- _Stored rows_:
__________________________________________________
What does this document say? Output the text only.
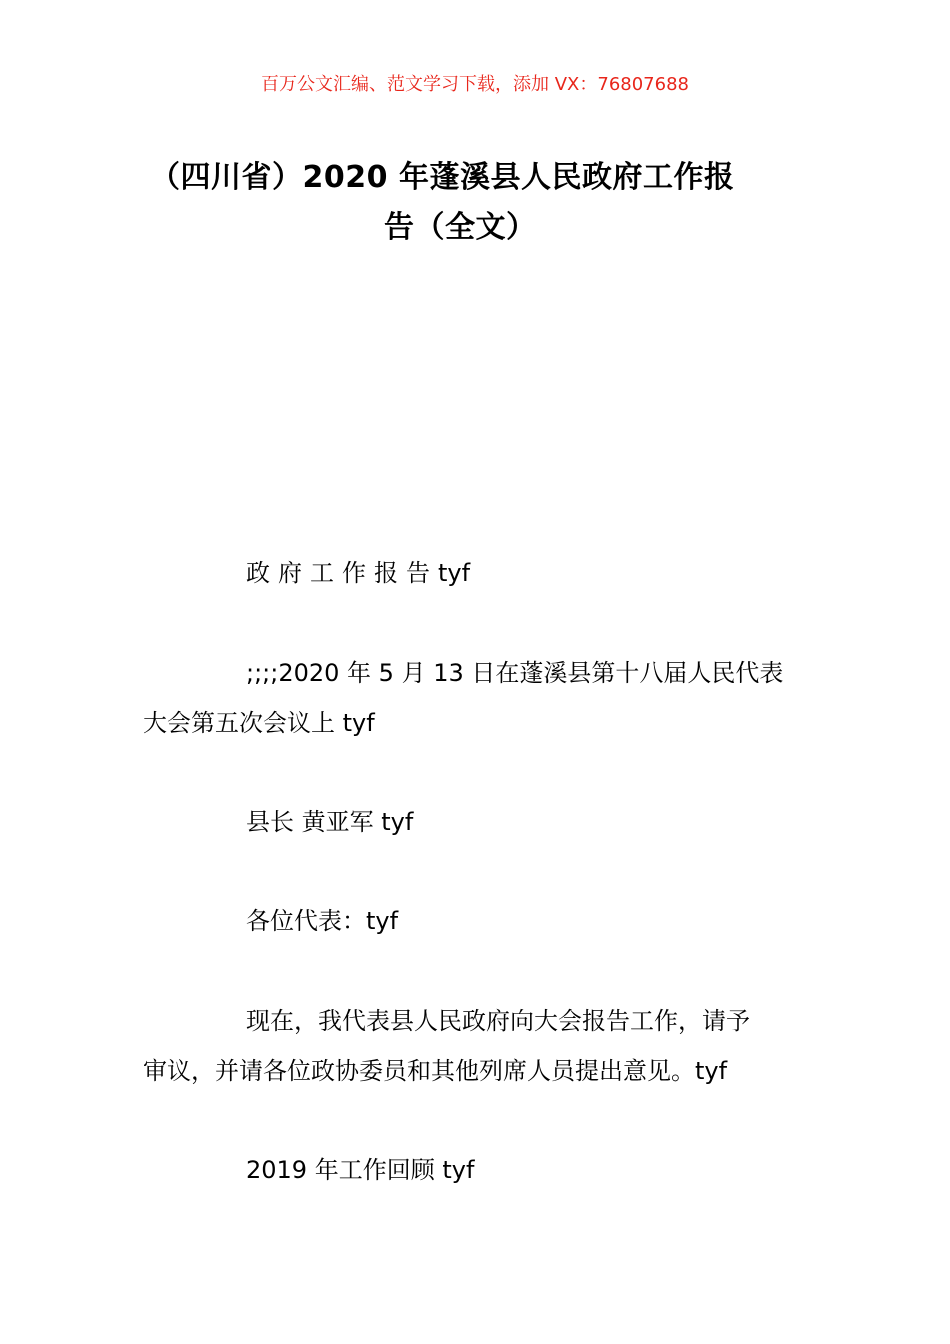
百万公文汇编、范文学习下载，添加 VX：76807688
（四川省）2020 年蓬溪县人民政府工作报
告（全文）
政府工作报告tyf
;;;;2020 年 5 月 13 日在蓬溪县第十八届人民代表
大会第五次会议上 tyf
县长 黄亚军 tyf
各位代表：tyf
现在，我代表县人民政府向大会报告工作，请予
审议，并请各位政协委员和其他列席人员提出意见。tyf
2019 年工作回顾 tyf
__________________________________________________
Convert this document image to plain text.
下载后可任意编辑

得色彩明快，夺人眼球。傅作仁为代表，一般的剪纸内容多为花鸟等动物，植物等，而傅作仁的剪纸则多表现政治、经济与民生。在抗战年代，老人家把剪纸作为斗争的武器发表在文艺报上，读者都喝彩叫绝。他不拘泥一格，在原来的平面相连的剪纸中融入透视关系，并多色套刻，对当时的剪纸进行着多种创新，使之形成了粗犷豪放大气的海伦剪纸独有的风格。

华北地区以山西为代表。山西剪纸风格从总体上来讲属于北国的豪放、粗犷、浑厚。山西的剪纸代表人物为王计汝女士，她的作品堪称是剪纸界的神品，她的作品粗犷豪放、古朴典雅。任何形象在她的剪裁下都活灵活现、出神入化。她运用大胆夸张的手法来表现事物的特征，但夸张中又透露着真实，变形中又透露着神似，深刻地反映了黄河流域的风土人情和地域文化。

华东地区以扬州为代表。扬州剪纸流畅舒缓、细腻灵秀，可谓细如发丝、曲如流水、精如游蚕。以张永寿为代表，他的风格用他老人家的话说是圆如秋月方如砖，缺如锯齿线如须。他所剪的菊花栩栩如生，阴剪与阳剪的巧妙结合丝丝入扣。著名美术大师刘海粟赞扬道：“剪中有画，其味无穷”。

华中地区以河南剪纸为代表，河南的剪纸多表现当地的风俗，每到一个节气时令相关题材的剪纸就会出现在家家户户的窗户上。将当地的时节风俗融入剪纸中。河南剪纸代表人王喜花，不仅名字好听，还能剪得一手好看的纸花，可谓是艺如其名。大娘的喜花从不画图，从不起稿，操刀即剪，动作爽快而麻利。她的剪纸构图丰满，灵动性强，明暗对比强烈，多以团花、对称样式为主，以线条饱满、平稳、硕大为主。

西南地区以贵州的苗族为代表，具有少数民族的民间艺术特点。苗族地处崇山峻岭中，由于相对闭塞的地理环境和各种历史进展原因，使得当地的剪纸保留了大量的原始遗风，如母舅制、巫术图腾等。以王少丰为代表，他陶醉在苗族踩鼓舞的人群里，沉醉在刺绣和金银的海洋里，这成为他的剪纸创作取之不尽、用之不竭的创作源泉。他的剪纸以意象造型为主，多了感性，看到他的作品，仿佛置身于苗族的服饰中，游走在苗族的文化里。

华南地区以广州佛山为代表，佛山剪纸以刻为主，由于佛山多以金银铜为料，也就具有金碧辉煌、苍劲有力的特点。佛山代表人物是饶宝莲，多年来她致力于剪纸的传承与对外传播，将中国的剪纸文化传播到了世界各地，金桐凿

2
__________________________________________________
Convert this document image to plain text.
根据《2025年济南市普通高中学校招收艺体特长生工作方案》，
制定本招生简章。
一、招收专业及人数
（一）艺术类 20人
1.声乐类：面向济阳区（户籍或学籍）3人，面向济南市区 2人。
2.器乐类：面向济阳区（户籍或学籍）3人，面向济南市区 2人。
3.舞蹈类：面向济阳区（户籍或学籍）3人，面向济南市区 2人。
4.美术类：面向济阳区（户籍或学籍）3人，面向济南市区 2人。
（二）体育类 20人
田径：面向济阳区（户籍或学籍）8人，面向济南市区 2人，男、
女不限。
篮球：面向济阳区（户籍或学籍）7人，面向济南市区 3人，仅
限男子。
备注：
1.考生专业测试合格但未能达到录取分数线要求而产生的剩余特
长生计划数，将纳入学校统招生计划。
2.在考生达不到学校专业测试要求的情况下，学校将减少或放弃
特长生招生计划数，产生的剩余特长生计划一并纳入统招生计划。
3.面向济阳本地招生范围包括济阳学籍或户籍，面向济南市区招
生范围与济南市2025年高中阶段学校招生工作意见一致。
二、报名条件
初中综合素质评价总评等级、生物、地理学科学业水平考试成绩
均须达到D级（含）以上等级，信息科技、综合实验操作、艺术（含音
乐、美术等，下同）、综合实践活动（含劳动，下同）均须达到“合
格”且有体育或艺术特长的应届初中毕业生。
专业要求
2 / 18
__________________________________________________
- _Your instructions_:
Count how many lines in the data above hold the string "户籍或学籍", and give the number with no other words.

- _Exercise result_:
6